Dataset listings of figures
##############################
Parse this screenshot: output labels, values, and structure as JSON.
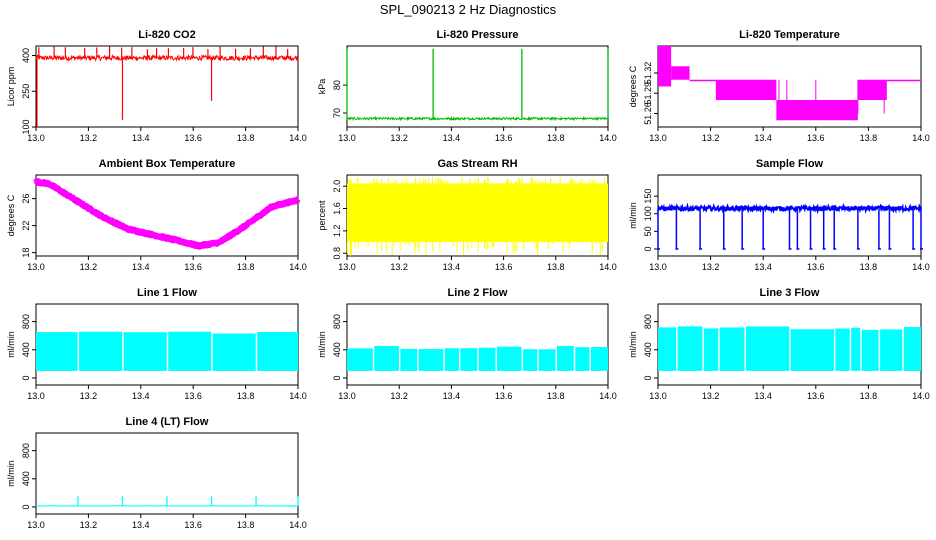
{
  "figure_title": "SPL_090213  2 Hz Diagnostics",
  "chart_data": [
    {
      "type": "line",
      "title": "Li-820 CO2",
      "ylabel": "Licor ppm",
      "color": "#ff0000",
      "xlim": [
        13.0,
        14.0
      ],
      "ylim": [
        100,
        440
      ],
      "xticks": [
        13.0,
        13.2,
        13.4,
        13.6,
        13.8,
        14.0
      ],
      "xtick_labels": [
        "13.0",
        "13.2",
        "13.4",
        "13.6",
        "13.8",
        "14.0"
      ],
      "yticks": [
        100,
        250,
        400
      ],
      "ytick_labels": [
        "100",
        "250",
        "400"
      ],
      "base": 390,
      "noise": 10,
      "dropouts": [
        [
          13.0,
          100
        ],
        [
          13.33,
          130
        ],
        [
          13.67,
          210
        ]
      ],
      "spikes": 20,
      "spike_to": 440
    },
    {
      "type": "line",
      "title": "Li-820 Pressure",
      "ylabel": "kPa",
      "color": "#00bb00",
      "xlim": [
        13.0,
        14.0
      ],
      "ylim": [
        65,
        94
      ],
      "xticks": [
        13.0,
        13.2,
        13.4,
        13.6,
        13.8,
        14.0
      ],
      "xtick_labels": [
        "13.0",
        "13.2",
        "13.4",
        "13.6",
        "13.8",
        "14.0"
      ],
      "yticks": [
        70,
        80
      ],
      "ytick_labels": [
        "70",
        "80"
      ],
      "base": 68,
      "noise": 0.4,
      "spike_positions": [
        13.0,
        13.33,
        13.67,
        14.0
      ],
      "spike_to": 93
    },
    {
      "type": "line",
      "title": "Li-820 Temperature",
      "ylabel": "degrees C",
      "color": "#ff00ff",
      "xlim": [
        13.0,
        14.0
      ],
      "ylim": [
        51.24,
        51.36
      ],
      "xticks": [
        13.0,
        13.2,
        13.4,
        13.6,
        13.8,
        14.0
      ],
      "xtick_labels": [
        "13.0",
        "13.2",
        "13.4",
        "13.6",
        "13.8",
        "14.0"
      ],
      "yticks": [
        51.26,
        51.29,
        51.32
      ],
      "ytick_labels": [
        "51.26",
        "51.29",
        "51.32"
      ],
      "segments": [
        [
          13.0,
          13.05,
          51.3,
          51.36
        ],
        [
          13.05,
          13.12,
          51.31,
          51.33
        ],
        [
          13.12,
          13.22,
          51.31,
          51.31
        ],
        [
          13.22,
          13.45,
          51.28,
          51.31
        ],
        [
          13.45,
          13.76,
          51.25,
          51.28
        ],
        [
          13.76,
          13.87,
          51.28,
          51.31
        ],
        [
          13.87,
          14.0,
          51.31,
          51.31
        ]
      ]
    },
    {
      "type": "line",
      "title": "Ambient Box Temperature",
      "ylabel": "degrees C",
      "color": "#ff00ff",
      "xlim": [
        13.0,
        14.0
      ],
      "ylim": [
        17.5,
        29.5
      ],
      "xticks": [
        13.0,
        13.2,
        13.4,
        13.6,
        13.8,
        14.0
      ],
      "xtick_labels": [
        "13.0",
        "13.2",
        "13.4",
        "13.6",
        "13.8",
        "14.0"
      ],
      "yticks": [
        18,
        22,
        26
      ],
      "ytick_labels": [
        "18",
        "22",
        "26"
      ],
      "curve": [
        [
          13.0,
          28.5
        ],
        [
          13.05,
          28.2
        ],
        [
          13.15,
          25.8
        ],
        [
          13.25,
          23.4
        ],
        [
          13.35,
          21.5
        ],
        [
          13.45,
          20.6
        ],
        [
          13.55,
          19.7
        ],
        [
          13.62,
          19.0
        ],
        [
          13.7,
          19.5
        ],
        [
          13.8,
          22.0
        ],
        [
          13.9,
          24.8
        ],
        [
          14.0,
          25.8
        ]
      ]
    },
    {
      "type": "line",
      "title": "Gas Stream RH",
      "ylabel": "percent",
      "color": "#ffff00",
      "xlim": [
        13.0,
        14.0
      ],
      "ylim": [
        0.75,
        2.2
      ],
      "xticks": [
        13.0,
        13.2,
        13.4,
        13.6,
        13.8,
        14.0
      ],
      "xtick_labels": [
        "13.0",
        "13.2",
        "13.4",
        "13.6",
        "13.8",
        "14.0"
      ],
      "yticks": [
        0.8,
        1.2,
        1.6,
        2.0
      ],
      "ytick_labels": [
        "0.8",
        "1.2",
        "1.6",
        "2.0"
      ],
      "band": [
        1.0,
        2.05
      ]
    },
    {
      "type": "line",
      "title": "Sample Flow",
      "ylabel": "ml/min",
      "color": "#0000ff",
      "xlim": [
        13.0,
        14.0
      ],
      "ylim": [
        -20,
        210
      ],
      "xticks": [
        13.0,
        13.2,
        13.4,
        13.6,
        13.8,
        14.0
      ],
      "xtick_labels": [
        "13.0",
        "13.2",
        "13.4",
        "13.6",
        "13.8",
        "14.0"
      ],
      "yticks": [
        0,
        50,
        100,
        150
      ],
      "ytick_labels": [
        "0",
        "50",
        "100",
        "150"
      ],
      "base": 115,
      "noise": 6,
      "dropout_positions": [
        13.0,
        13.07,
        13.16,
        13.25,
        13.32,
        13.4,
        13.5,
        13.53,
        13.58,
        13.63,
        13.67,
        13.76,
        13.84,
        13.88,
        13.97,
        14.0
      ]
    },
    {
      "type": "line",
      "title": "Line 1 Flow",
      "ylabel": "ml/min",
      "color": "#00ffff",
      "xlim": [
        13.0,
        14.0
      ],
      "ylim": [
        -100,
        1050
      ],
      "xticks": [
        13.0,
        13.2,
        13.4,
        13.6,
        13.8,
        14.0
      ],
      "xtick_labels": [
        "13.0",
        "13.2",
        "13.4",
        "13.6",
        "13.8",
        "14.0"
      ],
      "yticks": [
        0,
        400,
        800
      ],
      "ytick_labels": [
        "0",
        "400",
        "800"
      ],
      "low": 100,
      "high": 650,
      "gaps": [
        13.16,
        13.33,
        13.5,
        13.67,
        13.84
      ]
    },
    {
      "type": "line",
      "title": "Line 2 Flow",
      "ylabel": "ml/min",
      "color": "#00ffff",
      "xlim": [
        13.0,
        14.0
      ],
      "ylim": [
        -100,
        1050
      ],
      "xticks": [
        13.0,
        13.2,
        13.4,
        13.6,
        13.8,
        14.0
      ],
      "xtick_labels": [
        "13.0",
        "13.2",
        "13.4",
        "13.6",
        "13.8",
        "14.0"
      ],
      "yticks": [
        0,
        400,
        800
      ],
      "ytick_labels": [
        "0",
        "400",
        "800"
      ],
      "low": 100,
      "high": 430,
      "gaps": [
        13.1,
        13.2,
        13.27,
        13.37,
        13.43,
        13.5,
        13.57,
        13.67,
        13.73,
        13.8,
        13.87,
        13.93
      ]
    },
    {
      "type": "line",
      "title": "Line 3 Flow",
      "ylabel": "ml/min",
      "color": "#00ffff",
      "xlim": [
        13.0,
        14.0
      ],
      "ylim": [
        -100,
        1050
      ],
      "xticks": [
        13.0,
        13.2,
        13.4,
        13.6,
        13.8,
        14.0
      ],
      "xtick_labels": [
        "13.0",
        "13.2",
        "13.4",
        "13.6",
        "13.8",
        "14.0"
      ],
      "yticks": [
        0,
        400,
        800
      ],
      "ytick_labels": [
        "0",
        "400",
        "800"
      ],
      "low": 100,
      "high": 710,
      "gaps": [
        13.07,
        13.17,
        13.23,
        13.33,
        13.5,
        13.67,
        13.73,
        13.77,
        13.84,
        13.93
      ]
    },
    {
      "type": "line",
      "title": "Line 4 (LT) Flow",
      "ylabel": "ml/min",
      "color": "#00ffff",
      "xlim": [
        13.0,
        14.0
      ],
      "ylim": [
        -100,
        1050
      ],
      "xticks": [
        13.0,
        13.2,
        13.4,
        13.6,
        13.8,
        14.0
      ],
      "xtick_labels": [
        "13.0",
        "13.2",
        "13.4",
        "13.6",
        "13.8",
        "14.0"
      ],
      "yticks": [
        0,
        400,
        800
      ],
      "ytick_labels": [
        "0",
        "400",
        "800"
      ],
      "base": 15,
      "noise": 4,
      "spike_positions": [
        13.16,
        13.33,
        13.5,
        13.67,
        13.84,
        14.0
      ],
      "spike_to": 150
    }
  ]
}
##############################
**JOB**
State the number of lines in the preceding entries that include the word "Temperature". Provide nothing else.

**IN RESPONSE**
2